#### [To do]
1. In the passage about Ron Arad, which report did the Prime Minister's Office spokesman point the Jerusalem Post to?
2. Name every news outlet, government office, agency and armed group mentioned by name in the passage about Ron Arad.
3. Carry on the news report about Ron Arad from its final sentence.

#### [Passage provided]
The 18 year saga of Ron Arad - who parachuted out of his Phantom into the hands of Lebanese militiamen - continues to dog the defense establishment which has poured tens of millions of dollars into a fruitless effort to locate the missing navigator.

The Post's report seemed to have put a dent in the Prime Minister's Office's certainty that Arad is alive.

When contacted Sunday night the office's spokesman Asi Shariv referred the Jerusalem Post to the 2003 Winograd Report indicating that "the possibility that Arad is alive overrides all others." By Monday afternoon the office - responsible for prisoner negotiations and matters concerning the Mossad - said that "the State of Israel continues to make every effort in order to find the solution to this painful affair and will not cease until it clarifies the fate of Ron and bring him home."

The Arad family, continuing a policy it began over a year ago once the details of the January 2004 prisoner swap with Hizbullah took shape, refused to comment on the issue to the press.

#### [Data excerpts]
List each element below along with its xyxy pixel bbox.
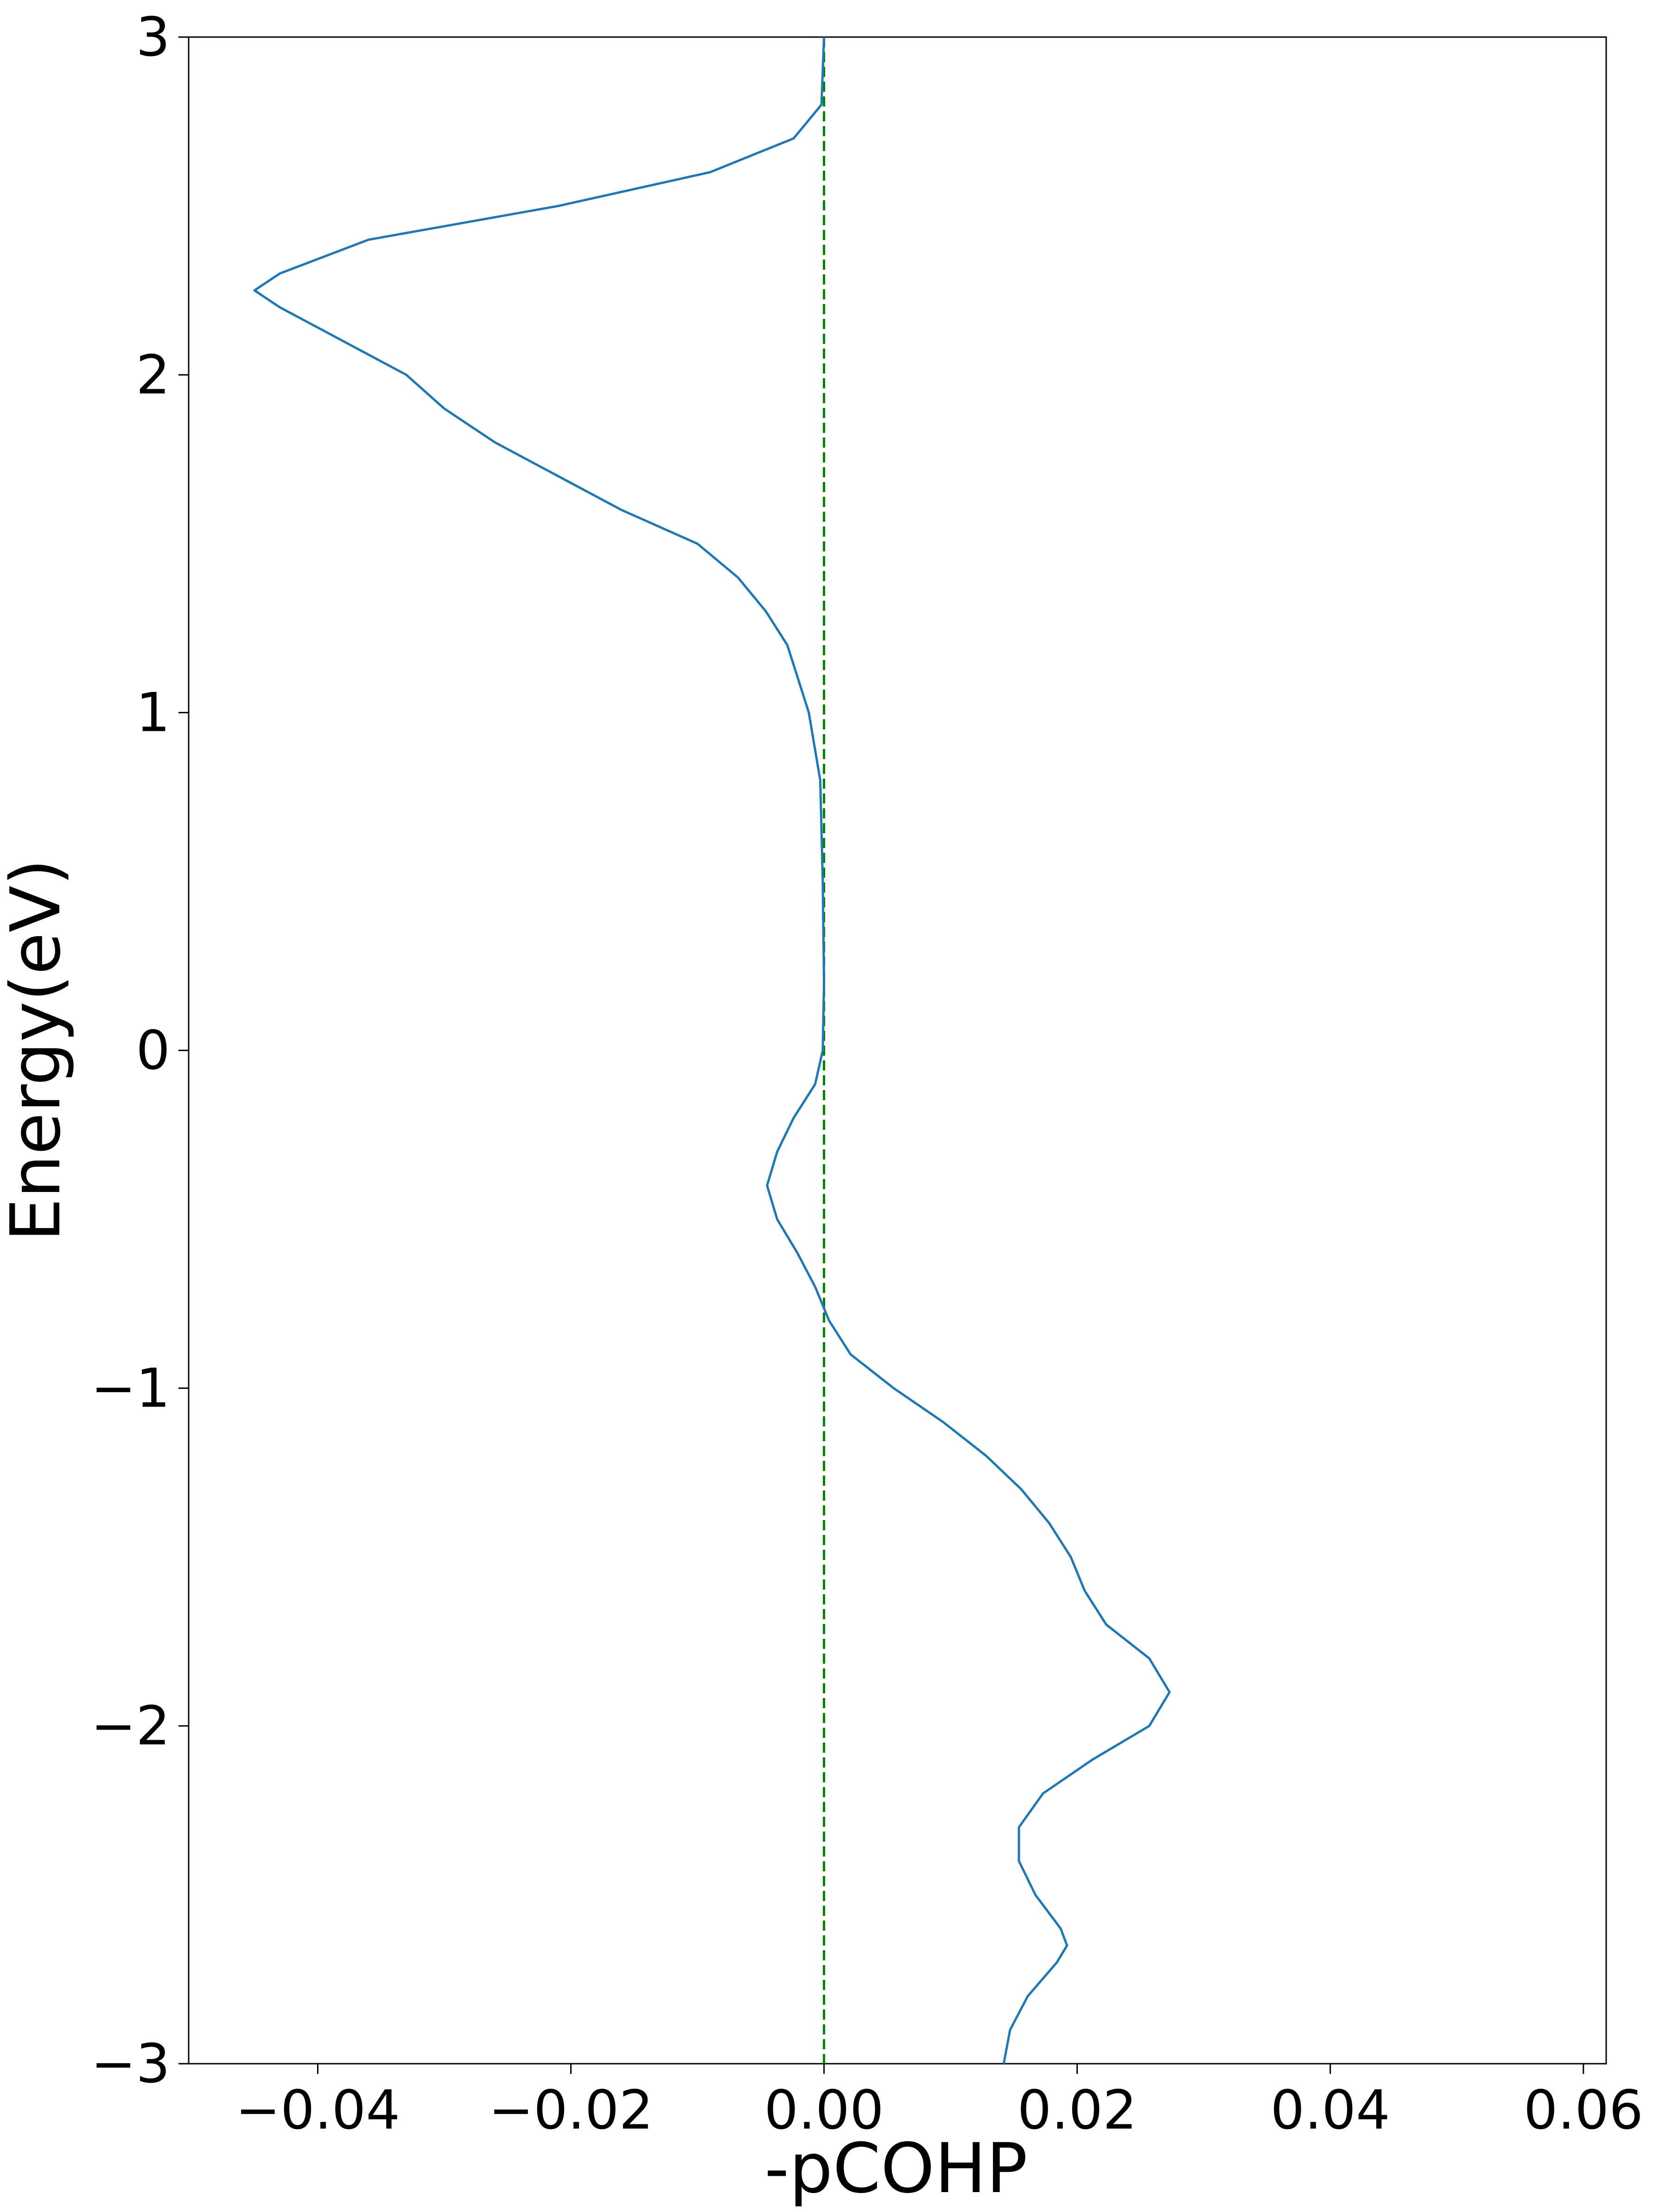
x-tick-label: 0.04 (1271, 2079, 1390, 2142)
y-tick-label: −3 (91, 2033, 170, 2095)
x-tick-label: −0.04 (235, 2079, 400, 2142)
plot-frame (188, 36, 1607, 2065)
y-tick-label: 2 (136, 344, 170, 406)
x-tick-label: −0.02 (489, 2079, 653, 2142)
y-tick-label: −1 (91, 1357, 170, 1420)
y-axis-label: Energy(eV) (0, 859, 76, 1242)
x-axis-label: -pCOHP (764, 2129, 1028, 2208)
x-tick-label: 0.06 (1524, 2079, 1643, 2142)
y-tick-label: 3 (136, 6, 170, 69)
y-tick-label: 0 (136, 1020, 170, 1082)
x-tick-label: 0.00 (764, 2079, 884, 2142)
y-tick-label: −2 (91, 1695, 170, 1757)
x-tick-label: 0.02 (1017, 2079, 1137, 2142)
y-tick-label: 1 (136, 682, 170, 744)
curve (253, 37, 1171, 2064)
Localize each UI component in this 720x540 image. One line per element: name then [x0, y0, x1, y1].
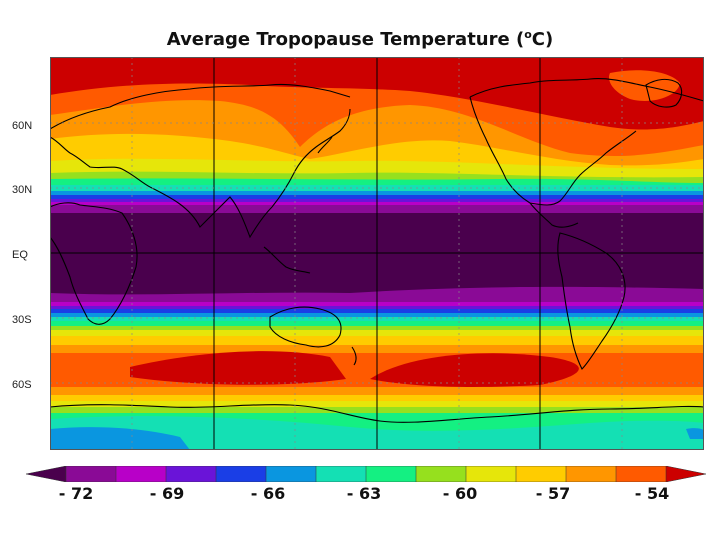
coastline-japan	[317, 136, 333, 154]
colorbar-cell	[315, 466, 367, 482]
colorbar-cell	[515, 466, 567, 482]
colorbar-cell	[165, 466, 217, 482]
lat-label-60s: 60S	[12, 379, 32, 391]
colorbar-label-4: - 63	[346, 484, 382, 503]
title-unit: C)	[531, 29, 554, 50]
coastline-arabia-india	[149, 186, 273, 239]
band-sky-south-antarctic-east	[686, 428, 704, 439]
colorbar	[26, 466, 706, 482]
colorbar-label-3: - 66	[250, 484, 286, 503]
coastline-europe-west	[50, 136, 151, 188]
title-degree-sup: o	[524, 28, 532, 41]
map-frame	[50, 57, 704, 450]
colorbar-cell	[365, 466, 417, 482]
colorbar-label-7: - 54	[634, 484, 670, 503]
coastline-eurasia-north	[50, 83, 351, 130]
coastline-alaska-canada	[469, 78, 704, 102]
coastline-australia	[269, 306, 342, 348]
coastline-gulf	[529, 202, 579, 228]
colorbar-cell	[465, 466, 517, 482]
colorbar-cell	[565, 466, 617, 482]
coastline-north-america-west	[469, 96, 531, 204]
coastline-greenland	[645, 78, 683, 108]
temperature-map	[50, 57, 704, 450]
lat-label-eq: EQ	[12, 249, 28, 261]
colorbar-cell	[115, 466, 167, 482]
colorbar-cell	[265, 466, 317, 482]
colorbar-label-2: - 69	[149, 484, 185, 503]
colorbar-arrow-low	[26, 466, 67, 482]
colorbar-cells	[26, 466, 706, 482]
coastline-nz	[351, 346, 357, 366]
lat-label-60n: 60N	[12, 120, 33, 132]
coastline-antarctica	[50, 404, 704, 423]
colorbar-label-5: - 60	[442, 484, 478, 503]
colorbar-label-1: - 72	[58, 484, 94, 503]
band-red-south-west	[130, 351, 346, 385]
colorbar-cell	[615, 466, 667, 482]
lat-label-30n: 30N	[12, 184, 33, 196]
band-red-south-east	[370, 353, 579, 387]
colorbar-cell	[65, 466, 117, 482]
band-sky-south-antarctic	[50, 427, 190, 450]
coastline-north-america-east	[529, 130, 637, 206]
colorbar-cell	[215, 466, 267, 482]
coastline-east-asia	[271, 108, 351, 208]
graticule	[50, 57, 704, 450]
colorbar-label-6: - 57	[535, 484, 571, 503]
title-text: Average Tropopause Temperature (	[166, 29, 525, 50]
colorbar-arrow-high	[665, 466, 706, 482]
coastlines	[50, 78, 704, 423]
coastline-africa	[50, 202, 138, 325]
coastline-south-america	[557, 232, 626, 370]
lat-label-30s: 30S	[12, 314, 32, 326]
map-title: Average Tropopause Temperature (oC)	[0, 28, 720, 50]
colorbar-cell	[415, 466, 467, 482]
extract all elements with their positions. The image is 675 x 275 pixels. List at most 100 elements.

#### [Per-task answers]
1. The 2003 Winograd Report.

2. The Jerusalem Post, the Prime Minister's Office, the Mossad, Hizbullah

3.
The report on the death of Arad was based on a film entitled, "An Eye for an Eye," documenting the horse-trading between Israel and Hizbullah over hostages during the last decade with a focus on Ron Arad, and Israel's failure to bring him home.

In his capacity as coordinator of the German Intelligence Services in the mid to late 1990's Schmidbauer played a key role in negotiations for hostage deals between Israel and Hizbullah, shuttling between Berlin, Beirut, Tehran and Jerusalem.

The documentary, created by German film-maker and investigative reporter Hubert Seipel, discloses a number of apparently secret documents from the German Federal Intelligence Services, the BND. Among the revelations are that until 1996 Arad was hidden in a cave in the Lebanese village of Nebi Shit, virtually under the nose of Israeli forces in Lebanon; that the Iranian Revolutionary Guards smuggled Arad out of Beirut through Damascus to Tehran in October 1996; and that much of this was known to Mossad agents by 1997, through two Lebanese militiamen who defected to Germany.

German intelligence, as well as its Israeli counter-parts lost Arad's trail following his evacuation to Iran. Iran's unhurried conduct in negotiations - the Germans offered Tehran World Bank credits and a easing of embargos against it in exchange for cooperation - led some investigators to believe that Arad was dead.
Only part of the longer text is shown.